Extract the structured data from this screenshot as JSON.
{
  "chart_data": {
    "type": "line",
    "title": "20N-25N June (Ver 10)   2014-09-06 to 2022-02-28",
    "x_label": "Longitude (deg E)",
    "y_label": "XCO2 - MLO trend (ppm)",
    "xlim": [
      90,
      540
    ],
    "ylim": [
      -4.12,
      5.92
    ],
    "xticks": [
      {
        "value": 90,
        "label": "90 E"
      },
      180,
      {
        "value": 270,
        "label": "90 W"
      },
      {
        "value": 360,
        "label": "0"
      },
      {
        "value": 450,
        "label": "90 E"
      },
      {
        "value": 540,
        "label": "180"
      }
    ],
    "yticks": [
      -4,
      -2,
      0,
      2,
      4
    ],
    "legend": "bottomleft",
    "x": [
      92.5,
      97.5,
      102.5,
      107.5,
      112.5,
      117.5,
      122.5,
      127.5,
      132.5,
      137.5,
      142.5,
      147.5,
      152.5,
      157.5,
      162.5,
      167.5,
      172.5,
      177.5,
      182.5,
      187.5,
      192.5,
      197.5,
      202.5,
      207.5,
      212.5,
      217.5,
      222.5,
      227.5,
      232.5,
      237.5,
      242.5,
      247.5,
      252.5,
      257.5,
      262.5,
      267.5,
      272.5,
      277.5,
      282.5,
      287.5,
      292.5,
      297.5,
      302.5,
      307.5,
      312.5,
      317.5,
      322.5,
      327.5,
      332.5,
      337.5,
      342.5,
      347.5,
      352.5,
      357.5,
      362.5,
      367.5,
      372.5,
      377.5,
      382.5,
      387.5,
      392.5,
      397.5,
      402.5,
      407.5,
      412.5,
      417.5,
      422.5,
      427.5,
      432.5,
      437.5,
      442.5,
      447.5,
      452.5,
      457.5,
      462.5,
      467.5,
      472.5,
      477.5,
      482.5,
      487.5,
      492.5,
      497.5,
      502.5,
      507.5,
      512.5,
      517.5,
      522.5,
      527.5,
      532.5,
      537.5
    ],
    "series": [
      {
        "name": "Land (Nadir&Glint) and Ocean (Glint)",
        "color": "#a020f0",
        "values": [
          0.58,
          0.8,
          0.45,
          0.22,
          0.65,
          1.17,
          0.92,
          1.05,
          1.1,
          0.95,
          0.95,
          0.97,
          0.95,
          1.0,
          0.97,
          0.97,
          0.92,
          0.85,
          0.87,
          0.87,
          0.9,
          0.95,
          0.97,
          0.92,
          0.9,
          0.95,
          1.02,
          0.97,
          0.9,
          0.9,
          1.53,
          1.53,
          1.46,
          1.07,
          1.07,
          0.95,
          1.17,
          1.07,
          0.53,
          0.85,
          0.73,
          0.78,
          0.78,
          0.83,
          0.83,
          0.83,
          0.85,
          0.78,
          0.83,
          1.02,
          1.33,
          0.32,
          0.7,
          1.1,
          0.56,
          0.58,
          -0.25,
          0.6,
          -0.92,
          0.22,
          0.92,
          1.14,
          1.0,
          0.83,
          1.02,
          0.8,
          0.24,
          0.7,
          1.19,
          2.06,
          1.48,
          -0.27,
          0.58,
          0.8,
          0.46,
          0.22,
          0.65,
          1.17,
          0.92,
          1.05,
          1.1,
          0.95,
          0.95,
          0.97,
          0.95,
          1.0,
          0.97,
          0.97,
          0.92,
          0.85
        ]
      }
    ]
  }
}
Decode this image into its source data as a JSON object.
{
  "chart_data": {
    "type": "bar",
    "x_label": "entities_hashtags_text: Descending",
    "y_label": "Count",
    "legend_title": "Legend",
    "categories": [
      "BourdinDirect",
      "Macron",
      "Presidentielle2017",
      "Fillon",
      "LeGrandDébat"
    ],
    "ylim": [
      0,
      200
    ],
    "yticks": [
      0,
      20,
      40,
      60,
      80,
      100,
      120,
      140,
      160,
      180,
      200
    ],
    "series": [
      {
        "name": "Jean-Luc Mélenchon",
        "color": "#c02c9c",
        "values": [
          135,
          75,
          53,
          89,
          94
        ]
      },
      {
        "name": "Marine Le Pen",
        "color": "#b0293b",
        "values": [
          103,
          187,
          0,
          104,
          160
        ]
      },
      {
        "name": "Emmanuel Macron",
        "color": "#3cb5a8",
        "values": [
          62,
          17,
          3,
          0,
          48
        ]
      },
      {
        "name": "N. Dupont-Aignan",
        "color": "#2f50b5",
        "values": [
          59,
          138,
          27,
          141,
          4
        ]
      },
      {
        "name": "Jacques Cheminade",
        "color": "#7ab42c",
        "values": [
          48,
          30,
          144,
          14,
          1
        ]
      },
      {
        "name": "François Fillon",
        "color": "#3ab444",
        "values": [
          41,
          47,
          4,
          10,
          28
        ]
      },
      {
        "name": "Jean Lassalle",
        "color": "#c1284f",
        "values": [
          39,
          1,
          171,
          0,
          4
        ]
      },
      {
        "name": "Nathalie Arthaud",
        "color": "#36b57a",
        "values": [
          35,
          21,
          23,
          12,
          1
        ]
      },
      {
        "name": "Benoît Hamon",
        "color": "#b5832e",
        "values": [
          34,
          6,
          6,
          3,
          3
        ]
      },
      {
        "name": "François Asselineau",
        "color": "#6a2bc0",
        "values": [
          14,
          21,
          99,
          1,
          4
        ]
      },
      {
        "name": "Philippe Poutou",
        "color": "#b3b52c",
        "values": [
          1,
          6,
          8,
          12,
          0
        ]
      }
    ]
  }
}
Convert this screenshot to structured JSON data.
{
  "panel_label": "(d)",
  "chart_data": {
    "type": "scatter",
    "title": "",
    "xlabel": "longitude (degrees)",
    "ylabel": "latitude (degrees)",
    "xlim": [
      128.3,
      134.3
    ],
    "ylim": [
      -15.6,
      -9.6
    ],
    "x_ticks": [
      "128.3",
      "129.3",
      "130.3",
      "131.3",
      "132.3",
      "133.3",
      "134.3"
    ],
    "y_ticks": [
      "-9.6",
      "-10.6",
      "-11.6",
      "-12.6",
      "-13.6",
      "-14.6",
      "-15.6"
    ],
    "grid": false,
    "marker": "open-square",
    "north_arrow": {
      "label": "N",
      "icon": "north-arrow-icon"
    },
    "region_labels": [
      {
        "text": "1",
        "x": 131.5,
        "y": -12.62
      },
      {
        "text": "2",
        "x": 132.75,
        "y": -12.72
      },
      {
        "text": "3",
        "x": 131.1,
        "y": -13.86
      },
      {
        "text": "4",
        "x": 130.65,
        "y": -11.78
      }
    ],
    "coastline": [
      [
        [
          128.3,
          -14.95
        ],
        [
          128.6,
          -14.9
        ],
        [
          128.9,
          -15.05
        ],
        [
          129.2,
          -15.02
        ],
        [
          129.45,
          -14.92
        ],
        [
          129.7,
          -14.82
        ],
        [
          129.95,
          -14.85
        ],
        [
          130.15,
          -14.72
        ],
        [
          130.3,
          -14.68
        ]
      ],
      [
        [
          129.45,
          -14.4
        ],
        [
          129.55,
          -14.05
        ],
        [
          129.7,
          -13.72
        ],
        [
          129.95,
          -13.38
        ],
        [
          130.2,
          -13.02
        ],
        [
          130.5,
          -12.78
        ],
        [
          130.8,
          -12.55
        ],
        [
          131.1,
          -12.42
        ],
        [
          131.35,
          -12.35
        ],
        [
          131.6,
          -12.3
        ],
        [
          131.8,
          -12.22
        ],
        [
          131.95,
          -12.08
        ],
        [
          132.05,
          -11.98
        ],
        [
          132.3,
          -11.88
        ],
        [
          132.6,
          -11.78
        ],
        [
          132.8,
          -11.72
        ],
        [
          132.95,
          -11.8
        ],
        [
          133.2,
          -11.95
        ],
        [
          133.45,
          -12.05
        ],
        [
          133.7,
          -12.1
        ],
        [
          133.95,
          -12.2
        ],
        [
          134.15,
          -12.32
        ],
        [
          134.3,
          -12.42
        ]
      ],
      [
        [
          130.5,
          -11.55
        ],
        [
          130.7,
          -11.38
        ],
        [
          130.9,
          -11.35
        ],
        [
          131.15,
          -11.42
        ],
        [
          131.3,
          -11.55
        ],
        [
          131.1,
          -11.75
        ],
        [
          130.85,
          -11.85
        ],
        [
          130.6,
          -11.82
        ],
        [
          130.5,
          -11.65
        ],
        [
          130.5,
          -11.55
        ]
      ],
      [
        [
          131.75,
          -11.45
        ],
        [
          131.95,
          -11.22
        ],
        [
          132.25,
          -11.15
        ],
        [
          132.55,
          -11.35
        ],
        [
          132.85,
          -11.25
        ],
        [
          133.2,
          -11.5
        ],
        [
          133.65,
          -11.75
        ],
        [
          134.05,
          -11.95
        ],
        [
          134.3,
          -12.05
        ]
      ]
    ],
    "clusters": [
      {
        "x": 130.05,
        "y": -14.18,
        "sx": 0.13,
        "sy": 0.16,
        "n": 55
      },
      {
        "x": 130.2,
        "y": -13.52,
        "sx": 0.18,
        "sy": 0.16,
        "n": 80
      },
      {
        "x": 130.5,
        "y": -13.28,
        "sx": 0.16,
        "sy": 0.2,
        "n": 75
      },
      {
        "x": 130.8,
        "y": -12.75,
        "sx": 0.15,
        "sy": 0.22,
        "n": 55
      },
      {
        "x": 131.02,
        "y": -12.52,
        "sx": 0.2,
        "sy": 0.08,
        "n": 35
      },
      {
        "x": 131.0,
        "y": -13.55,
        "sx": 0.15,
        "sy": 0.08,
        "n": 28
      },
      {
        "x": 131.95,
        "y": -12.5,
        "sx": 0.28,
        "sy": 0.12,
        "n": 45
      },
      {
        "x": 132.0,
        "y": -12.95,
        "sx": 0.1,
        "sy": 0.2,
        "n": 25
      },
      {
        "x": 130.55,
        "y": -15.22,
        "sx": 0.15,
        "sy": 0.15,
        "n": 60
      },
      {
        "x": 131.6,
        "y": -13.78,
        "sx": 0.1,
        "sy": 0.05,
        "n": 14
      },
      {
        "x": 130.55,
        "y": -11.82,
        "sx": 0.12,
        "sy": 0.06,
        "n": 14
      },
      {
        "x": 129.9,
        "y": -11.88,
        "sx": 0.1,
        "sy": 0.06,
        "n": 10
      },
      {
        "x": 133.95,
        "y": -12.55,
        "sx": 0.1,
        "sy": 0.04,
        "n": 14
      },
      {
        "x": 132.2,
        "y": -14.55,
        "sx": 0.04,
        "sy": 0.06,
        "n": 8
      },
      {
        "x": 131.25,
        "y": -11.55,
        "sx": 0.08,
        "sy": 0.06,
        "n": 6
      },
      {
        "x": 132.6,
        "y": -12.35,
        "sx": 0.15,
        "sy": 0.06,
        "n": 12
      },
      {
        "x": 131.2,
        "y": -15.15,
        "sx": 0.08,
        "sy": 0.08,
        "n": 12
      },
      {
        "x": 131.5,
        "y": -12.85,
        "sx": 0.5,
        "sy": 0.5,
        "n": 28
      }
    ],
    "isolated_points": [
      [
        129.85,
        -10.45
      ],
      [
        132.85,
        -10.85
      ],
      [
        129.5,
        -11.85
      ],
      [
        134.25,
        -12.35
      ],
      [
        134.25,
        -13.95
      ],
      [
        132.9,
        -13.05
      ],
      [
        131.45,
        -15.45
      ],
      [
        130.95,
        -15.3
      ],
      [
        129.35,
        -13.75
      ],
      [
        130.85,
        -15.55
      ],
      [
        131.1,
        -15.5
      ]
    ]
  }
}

____________

▸ WRITTEN EXERCISE:
Check each line of the records for the word "this", and show the lines that contain it.

▸ FINAL RESULT:
Extract the structured data from this screenshot as JSON.
Decode this image into its source data as a JSON object.
Convert this screenshot to structured JSON data.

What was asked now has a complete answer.